▸ **Job**: Find the word "Session" in the data. Return every line where it appears.

▸ **Task input**:
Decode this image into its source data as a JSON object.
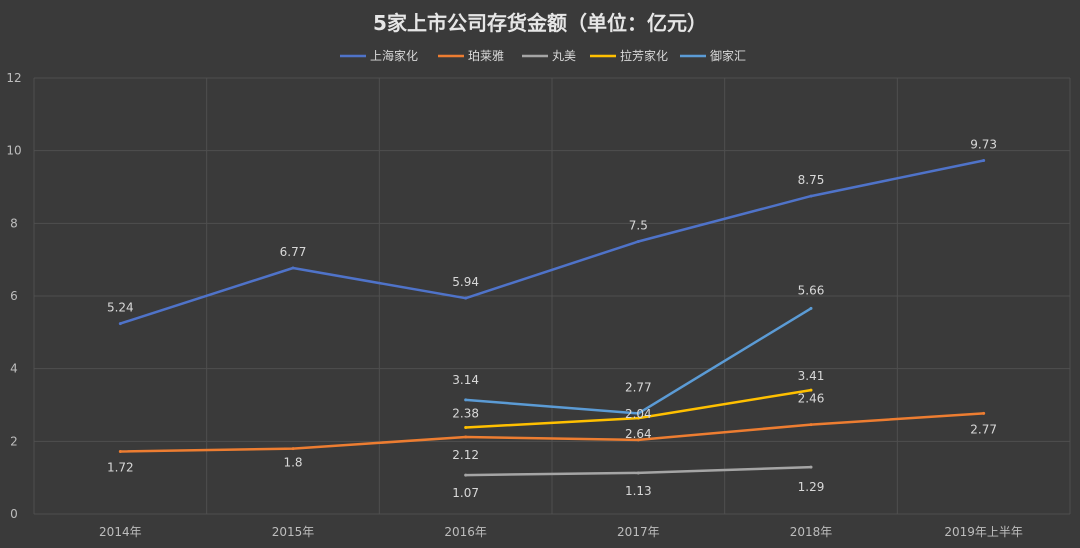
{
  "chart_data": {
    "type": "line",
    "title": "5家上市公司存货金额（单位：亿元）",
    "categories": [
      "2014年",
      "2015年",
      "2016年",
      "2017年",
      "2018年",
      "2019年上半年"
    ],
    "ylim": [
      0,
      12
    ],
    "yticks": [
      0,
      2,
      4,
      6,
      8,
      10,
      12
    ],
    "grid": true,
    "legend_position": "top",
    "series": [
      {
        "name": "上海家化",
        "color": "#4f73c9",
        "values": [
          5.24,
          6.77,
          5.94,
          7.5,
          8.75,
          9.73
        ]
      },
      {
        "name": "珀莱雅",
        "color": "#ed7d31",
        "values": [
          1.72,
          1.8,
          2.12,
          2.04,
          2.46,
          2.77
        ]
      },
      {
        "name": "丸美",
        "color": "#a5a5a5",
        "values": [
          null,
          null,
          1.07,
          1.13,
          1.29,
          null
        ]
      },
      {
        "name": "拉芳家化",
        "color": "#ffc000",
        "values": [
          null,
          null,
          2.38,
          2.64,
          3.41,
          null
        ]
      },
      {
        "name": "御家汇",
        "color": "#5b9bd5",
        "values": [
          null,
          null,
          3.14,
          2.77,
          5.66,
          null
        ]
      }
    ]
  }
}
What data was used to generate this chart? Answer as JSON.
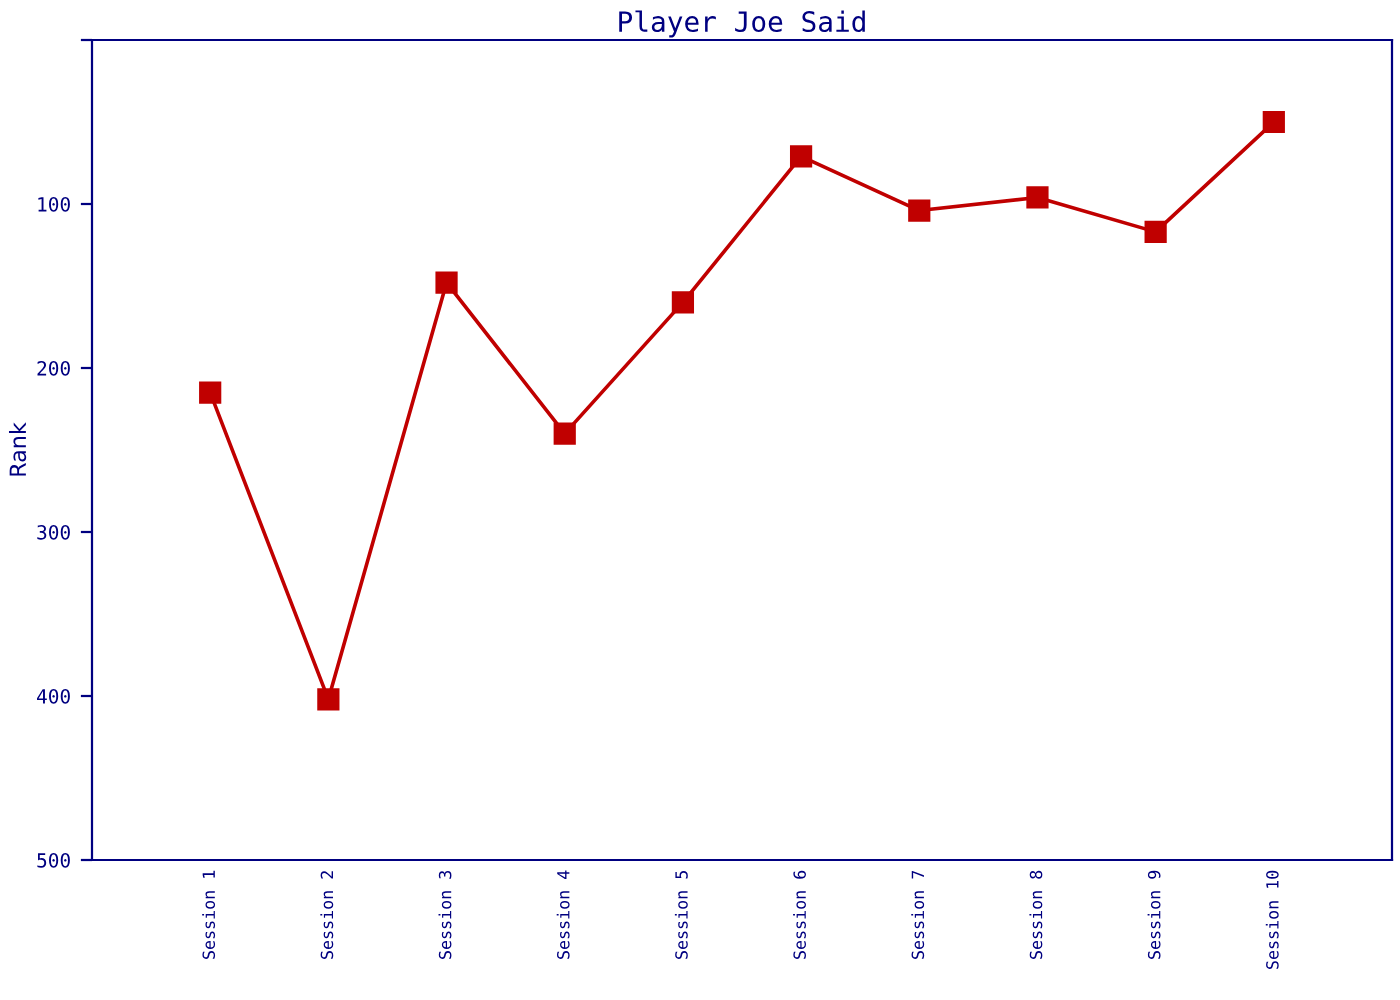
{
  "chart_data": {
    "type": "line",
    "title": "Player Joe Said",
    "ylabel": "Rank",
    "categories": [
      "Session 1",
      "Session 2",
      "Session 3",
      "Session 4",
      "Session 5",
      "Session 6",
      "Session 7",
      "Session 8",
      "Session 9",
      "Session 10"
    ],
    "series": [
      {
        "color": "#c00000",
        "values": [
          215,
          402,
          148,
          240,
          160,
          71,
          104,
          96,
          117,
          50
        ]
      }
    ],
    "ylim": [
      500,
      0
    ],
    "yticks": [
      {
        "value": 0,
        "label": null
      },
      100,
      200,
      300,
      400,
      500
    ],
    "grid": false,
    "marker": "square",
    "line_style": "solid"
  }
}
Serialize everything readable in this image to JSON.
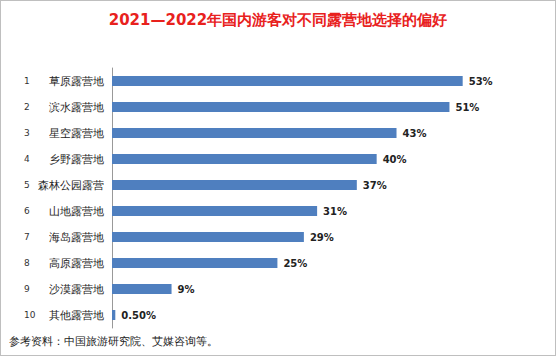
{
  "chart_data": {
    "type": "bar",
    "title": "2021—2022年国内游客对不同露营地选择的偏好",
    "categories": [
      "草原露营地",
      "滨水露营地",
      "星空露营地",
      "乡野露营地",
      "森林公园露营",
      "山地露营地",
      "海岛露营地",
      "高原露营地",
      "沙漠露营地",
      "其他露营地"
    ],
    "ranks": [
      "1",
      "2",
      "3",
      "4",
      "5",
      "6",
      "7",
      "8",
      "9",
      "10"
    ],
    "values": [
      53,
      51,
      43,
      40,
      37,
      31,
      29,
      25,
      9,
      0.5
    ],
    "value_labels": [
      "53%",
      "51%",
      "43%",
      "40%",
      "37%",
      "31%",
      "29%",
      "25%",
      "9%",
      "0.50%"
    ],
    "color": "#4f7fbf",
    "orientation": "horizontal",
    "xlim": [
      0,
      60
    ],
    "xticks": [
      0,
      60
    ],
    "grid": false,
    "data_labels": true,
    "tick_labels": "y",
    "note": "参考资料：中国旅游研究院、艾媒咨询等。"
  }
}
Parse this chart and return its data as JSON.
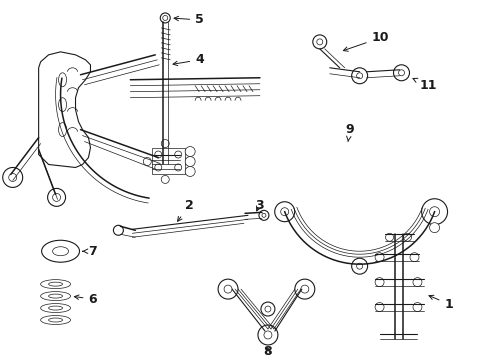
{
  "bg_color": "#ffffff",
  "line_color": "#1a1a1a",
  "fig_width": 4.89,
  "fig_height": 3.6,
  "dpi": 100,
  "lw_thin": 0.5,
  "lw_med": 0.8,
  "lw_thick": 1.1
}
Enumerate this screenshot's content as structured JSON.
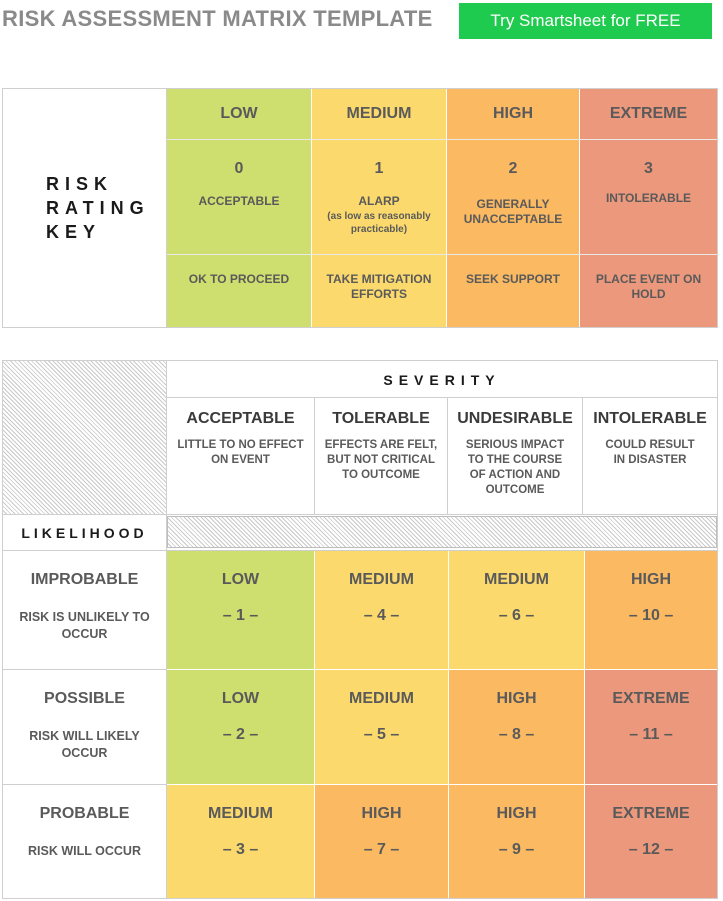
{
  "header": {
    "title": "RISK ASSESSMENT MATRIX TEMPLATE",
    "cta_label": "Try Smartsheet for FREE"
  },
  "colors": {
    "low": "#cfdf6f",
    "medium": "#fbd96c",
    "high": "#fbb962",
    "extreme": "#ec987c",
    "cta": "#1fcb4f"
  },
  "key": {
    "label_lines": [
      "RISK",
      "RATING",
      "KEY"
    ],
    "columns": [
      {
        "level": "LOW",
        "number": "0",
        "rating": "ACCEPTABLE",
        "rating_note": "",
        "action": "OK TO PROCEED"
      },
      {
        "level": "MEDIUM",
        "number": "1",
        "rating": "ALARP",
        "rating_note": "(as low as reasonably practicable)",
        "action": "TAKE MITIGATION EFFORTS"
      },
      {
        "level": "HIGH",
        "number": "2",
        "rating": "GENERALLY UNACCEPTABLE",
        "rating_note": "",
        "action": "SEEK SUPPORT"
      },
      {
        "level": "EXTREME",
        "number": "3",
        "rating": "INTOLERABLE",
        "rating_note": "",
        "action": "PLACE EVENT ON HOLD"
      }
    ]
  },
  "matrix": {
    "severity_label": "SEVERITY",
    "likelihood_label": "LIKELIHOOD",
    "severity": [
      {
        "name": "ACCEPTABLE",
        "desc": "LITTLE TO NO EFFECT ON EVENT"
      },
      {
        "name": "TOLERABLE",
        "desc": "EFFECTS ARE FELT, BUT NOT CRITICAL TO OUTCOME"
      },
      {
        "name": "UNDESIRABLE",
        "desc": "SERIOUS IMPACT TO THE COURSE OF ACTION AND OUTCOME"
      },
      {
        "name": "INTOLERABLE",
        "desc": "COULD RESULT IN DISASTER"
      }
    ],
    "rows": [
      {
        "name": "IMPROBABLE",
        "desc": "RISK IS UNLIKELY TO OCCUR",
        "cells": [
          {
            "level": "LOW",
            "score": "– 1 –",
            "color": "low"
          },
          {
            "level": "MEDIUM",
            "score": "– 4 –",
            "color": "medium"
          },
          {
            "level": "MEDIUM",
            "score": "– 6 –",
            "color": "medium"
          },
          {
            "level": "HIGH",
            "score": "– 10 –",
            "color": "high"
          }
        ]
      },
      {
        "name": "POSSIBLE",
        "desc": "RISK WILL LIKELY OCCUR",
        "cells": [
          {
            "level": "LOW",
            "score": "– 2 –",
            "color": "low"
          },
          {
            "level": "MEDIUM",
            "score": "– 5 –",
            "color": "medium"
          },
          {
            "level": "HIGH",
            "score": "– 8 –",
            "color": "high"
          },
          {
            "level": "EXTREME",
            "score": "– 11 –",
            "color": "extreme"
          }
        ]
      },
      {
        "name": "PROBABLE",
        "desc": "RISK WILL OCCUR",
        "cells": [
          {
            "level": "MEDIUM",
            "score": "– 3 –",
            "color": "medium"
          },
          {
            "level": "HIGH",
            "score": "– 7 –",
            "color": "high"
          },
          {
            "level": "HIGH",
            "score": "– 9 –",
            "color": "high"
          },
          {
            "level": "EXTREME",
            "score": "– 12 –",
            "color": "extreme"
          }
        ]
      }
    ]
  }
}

▸ **Written response**:
      "Session 1",
      "Session 2",
      "Session 3",
      "Session 4",
      "Session 5",
      "Session 6",
      "Session 7",
      "Session 8",
      "Session 9",
      "Session 10"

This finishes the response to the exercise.